**** Exercise material
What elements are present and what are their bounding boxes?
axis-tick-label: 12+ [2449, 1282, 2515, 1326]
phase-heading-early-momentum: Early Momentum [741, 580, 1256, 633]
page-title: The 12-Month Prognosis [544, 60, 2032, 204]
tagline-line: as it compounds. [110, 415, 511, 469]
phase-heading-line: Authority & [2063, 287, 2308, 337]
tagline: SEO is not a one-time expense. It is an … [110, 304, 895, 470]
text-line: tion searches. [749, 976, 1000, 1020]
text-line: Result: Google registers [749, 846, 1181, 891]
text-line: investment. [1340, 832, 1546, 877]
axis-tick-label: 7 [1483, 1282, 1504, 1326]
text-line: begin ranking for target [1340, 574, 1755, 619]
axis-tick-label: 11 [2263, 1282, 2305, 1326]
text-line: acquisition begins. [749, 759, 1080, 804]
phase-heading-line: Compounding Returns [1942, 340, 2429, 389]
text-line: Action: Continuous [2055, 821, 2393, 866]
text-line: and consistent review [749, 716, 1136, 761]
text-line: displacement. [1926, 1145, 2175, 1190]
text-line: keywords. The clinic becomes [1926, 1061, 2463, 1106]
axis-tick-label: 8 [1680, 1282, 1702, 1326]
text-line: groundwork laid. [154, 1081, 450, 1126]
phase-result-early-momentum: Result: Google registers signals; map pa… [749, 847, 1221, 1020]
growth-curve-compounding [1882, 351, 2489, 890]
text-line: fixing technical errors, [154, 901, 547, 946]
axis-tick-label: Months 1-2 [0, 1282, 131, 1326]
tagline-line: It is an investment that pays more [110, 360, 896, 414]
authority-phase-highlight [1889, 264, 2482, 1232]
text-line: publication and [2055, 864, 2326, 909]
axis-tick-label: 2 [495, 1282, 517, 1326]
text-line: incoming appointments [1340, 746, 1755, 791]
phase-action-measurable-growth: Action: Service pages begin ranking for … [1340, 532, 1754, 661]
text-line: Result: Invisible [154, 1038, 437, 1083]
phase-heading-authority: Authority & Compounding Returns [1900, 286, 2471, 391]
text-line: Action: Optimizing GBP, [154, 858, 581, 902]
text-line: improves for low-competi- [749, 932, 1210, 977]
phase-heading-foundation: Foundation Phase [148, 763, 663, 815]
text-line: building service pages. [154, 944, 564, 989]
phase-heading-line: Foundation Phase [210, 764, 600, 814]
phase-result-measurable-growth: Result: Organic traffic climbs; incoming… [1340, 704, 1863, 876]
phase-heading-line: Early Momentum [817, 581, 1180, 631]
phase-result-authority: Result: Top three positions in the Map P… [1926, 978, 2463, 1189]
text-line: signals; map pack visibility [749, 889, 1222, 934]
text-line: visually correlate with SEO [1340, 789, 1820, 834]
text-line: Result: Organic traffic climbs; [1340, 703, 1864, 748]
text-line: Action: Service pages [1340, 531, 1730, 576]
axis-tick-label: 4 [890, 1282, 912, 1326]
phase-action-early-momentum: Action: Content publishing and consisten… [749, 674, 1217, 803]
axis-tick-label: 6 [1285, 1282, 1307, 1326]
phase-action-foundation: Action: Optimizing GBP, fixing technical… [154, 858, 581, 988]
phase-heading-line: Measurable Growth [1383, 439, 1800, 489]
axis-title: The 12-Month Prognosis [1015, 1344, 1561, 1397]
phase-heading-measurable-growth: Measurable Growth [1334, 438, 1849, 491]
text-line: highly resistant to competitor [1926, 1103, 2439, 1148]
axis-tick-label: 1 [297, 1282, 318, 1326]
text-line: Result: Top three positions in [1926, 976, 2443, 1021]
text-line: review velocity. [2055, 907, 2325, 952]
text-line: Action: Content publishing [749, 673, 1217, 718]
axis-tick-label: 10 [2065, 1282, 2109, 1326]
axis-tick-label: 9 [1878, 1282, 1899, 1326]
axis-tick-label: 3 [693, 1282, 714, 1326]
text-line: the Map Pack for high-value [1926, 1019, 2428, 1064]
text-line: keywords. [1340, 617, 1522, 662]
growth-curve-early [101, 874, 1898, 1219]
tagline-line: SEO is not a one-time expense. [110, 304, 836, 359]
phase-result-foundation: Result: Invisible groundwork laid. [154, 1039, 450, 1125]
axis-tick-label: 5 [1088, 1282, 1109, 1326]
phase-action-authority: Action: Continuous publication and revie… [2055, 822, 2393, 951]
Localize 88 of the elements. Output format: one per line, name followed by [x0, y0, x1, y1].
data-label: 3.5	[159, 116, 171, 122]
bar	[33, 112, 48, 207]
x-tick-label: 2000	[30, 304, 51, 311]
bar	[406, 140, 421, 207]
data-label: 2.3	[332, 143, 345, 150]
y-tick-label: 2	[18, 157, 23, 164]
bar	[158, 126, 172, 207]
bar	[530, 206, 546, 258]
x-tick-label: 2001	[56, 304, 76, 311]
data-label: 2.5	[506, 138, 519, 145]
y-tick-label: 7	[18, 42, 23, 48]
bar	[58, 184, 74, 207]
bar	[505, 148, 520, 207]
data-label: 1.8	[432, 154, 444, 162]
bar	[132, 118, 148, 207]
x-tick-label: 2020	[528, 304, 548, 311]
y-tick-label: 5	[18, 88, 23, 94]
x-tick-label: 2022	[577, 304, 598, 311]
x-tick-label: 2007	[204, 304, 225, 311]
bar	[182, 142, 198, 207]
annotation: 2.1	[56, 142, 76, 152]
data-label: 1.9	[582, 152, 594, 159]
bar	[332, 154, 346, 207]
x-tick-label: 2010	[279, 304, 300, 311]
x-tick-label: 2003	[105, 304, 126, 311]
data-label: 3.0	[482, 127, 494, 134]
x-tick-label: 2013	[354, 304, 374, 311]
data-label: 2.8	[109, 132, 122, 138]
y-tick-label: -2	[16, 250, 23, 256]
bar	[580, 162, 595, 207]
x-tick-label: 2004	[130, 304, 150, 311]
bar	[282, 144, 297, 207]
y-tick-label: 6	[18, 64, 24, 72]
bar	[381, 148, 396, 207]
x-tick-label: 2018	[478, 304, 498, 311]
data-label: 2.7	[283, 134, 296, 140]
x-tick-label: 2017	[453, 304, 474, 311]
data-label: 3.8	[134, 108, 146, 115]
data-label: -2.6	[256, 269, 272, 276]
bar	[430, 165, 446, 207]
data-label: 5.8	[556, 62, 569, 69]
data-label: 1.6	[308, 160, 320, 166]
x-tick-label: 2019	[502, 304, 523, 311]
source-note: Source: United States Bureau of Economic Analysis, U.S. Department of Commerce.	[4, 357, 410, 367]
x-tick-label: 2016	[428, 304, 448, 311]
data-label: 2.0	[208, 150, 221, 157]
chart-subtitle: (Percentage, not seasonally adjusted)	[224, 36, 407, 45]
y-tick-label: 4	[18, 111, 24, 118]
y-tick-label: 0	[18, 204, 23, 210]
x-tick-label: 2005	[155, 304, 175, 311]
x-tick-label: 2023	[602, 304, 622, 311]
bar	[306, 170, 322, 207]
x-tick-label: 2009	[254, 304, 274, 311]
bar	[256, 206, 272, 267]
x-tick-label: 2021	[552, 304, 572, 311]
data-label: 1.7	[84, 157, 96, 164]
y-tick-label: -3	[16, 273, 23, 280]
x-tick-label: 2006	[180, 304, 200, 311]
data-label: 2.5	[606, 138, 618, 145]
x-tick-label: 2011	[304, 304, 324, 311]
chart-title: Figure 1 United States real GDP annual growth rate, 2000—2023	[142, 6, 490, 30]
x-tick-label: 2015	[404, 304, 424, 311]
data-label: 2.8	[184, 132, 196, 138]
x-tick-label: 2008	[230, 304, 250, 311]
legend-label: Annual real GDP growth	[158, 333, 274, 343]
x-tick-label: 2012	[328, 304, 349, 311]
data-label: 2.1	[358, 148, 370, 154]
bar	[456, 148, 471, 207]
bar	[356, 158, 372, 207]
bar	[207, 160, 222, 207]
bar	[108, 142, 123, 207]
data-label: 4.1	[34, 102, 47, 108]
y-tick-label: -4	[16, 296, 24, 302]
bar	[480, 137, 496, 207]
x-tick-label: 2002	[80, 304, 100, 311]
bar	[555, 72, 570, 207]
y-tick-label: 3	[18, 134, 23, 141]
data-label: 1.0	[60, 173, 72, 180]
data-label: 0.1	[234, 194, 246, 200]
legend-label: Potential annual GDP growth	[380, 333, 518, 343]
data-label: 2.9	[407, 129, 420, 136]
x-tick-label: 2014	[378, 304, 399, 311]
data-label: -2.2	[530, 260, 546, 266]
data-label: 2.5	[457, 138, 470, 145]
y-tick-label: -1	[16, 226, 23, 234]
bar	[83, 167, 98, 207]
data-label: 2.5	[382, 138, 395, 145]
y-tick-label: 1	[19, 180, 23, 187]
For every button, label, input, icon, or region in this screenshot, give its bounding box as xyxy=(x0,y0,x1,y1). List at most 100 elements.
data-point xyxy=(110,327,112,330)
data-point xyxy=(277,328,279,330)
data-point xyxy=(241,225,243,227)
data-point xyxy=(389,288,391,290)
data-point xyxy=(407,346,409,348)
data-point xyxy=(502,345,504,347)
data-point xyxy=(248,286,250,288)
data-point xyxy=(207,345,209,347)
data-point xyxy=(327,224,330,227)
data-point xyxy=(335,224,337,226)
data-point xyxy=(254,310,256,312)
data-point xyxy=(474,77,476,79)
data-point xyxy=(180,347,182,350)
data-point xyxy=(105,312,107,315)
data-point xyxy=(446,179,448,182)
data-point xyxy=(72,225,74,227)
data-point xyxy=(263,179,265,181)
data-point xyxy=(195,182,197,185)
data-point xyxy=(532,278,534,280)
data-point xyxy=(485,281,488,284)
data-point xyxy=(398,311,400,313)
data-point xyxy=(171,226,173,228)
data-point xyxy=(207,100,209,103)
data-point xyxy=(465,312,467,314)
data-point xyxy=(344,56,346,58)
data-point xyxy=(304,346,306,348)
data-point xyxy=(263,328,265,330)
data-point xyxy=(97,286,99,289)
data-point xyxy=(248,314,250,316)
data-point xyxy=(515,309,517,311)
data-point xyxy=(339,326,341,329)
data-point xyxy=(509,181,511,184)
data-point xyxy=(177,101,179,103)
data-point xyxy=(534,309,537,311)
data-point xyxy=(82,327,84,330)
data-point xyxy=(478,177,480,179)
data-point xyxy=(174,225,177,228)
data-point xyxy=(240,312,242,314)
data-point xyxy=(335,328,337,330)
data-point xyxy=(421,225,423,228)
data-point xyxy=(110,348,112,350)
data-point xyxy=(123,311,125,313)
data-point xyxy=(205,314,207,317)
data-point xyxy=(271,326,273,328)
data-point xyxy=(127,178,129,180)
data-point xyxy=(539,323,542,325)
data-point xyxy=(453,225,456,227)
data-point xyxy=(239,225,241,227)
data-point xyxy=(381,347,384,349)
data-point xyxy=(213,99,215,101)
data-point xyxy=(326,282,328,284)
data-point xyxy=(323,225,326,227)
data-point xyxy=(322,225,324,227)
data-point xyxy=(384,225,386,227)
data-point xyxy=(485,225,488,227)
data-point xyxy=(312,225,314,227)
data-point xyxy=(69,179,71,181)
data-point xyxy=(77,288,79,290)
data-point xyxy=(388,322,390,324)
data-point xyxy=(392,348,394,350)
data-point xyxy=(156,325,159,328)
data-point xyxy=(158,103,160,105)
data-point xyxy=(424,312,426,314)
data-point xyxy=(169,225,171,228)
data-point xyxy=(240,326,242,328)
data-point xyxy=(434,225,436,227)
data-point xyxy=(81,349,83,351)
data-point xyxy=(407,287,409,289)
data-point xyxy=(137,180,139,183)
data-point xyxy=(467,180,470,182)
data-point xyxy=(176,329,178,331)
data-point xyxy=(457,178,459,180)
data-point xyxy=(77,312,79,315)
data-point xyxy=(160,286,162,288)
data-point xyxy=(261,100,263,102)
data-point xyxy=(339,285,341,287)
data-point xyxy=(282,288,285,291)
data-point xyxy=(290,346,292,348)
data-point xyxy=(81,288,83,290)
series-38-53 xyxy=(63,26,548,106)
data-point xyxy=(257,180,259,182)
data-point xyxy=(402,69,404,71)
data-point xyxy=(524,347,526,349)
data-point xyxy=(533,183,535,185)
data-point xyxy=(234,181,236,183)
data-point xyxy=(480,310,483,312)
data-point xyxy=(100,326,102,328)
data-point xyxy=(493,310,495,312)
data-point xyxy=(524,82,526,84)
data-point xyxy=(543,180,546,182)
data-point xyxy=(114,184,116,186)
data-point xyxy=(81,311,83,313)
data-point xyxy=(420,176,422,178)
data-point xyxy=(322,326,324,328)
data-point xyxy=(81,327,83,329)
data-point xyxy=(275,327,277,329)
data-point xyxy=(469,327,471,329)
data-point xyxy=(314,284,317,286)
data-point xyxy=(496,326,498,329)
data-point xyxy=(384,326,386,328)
********
(Exercise instructions) Copy the records again word for word, starting with the first line and stopping after the line that contains "text-line: incoming appointments".

(Output for this exercise)
What elements are present and what are their bounding boxes?
axis-tick-label: 12+ [2449, 1282, 2515, 1326]
phase-heading-early-momentum: Early Momentum [741, 580, 1256, 633]
page-title: The 12-Month Prognosis [544, 60, 2032, 204]
tagline-line: as it compounds. [110, 415, 511, 469]
phase-heading-line: Authority & [2063, 287, 2308, 337]
tagline: SEO is not a one-time expense. It is an … [110, 304, 895, 470]
text-line: tion searches. [749, 976, 1000, 1020]
text-line: Result: Google registers [749, 846, 1181, 891]
text-line: investment. [1340, 832, 1546, 877]
axis-tick-label: 7 [1483, 1282, 1504, 1326]
text-line: begin ranking for target [1340, 574, 1755, 619]
axis-tick-label: 11 [2263, 1282, 2305, 1326]
text-line: acquisition begins. [749, 759, 1080, 804]
phase-heading-line: Compounding Returns [1942, 340, 2429, 389]
text-line: Action: Continuous [2055, 821, 2393, 866]
text-line: and consistent review [749, 716, 1136, 761]
text-line: displacement. [1926, 1145, 2175, 1190]
text-line: keywords. The clinic becomes [1926, 1061, 2463, 1106]
axis-tick-label: 8 [1680, 1282, 1702, 1326]
text-line: groundwork laid. [154, 1081, 450, 1126]
phase-result-early-momentum: Result: Google registers signals; map pa… [749, 847, 1221, 1020]
growth-curve-compounding [1882, 351, 2489, 890]
text-line: fixing technical errors, [154, 901, 547, 946]
axis-tick-label: Months 1-2 [0, 1282, 131, 1326]
tagline-line: It is an investment that pays more [110, 360, 896, 414]
authority-phase-highlight [1889, 264, 2482, 1232]
text-line: publication and [2055, 864, 2326, 909]
axis-tick-label: 2 [495, 1282, 517, 1326]
text-line: incoming appointments [1340, 746, 1755, 791]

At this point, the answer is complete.